[STATED GOAL] Copy each line of the material below that includes the string "amount".

═══ INPUT DATA ═══

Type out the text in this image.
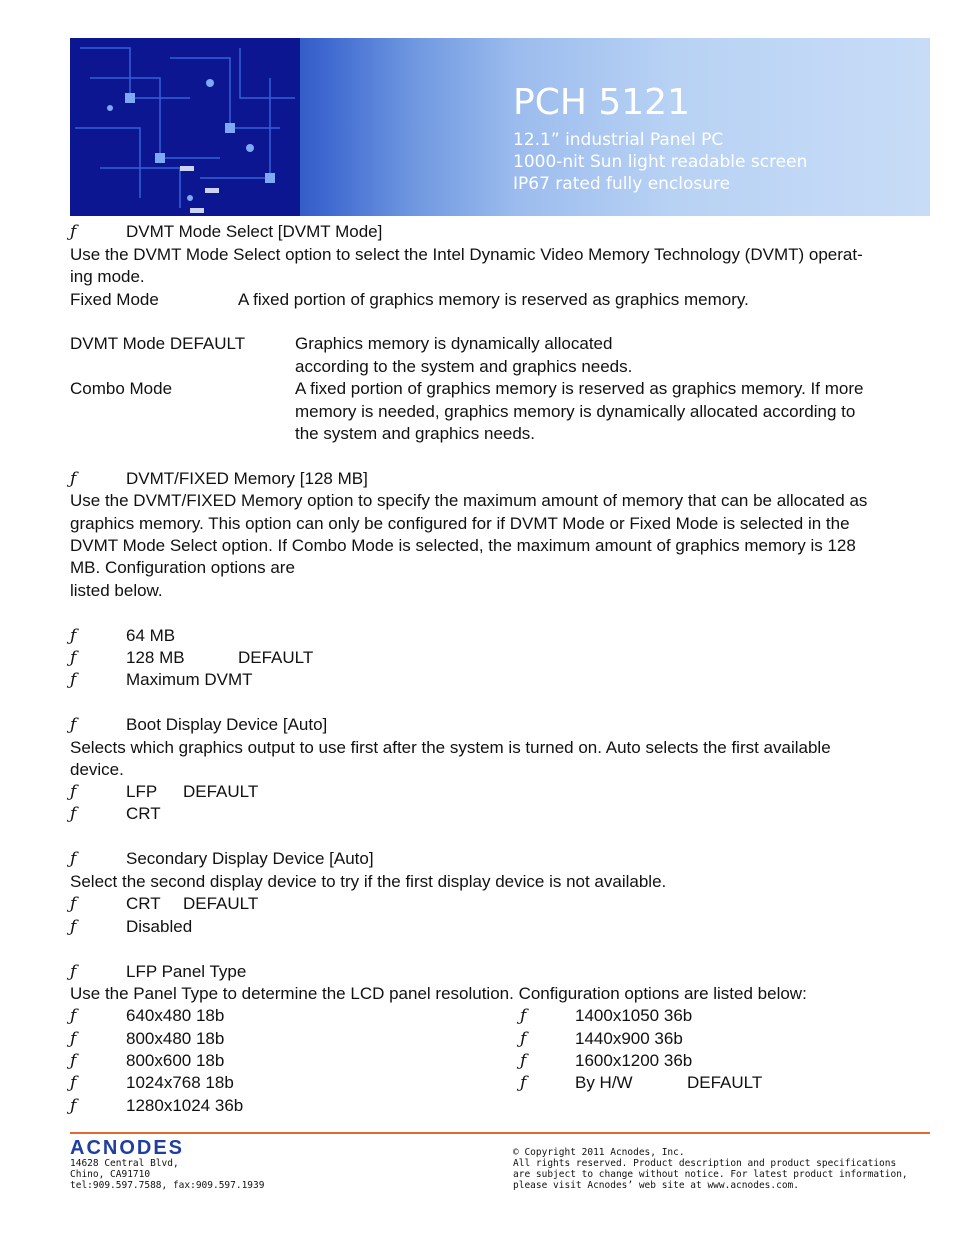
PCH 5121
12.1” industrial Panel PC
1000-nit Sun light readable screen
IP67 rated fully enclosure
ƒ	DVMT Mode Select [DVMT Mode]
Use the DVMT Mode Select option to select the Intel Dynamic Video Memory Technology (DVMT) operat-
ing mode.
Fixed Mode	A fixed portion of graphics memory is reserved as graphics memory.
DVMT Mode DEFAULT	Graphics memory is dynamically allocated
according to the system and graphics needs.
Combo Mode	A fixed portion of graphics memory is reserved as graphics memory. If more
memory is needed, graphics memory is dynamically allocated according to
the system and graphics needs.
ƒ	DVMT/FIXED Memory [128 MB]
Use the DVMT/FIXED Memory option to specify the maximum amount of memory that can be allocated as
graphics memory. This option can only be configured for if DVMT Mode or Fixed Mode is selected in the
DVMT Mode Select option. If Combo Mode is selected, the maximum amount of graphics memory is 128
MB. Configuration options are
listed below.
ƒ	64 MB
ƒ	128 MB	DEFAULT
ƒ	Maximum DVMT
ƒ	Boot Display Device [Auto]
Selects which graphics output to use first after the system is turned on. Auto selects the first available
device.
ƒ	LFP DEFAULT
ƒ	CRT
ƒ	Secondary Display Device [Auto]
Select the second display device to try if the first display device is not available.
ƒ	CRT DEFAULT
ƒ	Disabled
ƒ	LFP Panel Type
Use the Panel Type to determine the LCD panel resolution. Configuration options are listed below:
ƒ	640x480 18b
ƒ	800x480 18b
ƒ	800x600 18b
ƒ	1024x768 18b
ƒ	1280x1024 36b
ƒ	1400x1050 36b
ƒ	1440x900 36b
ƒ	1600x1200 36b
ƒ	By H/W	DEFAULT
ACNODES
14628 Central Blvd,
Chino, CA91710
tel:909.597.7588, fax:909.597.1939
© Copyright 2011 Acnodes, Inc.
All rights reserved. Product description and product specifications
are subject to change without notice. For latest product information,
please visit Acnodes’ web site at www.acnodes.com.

═══
═══ INPUT DATA ═══

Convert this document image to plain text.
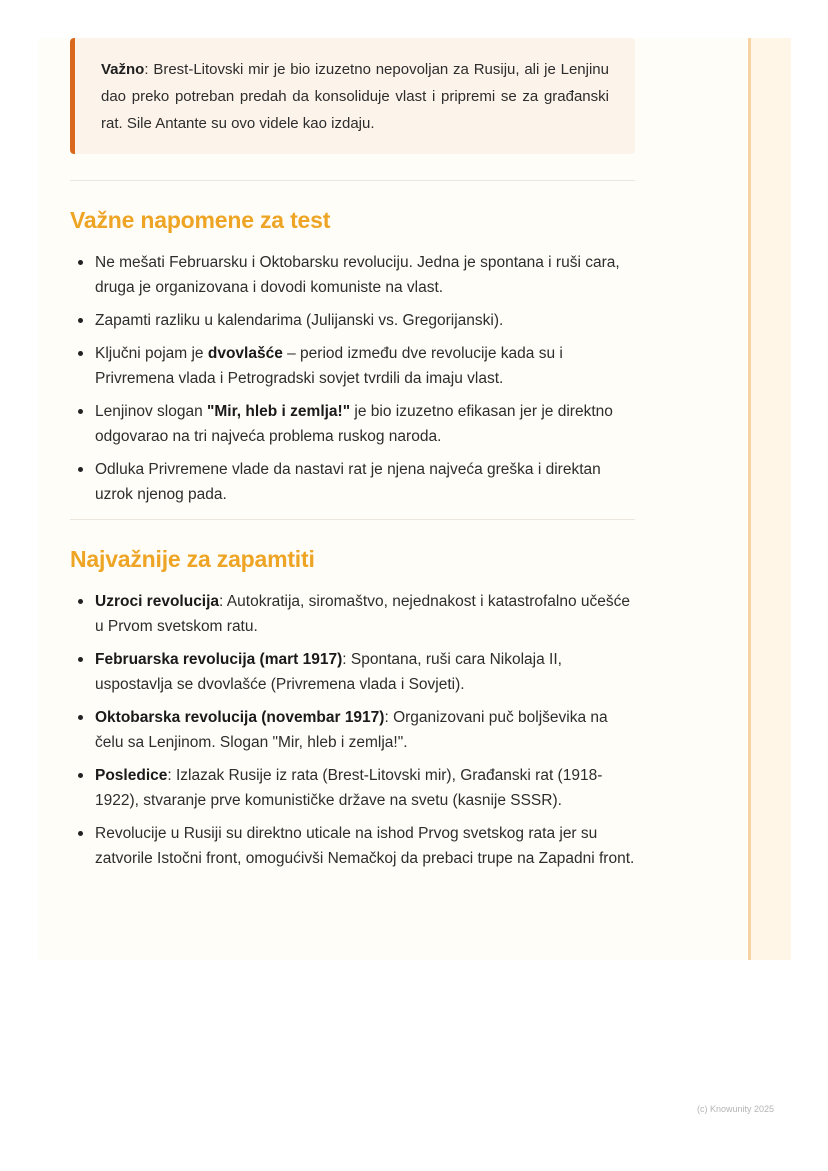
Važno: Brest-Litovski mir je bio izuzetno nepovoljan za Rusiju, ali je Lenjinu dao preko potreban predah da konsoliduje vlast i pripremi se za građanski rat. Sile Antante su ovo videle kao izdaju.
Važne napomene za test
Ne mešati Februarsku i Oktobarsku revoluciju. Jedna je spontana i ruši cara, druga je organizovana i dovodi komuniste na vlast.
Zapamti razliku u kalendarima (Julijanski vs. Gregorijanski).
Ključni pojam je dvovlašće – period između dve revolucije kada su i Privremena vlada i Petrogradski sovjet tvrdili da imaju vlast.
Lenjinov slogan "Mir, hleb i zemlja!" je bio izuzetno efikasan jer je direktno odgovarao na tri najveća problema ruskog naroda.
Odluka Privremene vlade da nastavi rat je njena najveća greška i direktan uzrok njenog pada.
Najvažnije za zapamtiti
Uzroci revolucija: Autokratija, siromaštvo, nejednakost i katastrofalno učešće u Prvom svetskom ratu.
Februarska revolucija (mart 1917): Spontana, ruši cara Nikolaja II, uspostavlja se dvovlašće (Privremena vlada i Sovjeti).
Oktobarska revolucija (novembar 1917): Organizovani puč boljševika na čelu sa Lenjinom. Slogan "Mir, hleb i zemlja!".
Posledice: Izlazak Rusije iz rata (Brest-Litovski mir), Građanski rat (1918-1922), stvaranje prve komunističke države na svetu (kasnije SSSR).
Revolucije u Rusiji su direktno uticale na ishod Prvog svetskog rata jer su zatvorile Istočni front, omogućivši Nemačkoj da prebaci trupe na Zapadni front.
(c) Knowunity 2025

═══

[EXERCISE RESULT]
Use the DVMT/FIXED Memory option to specify the maximum amount of memory that can be allocated as
DVMT Mode Select option. If Combo Mode is selected, the maximum amount of graphics memory is 128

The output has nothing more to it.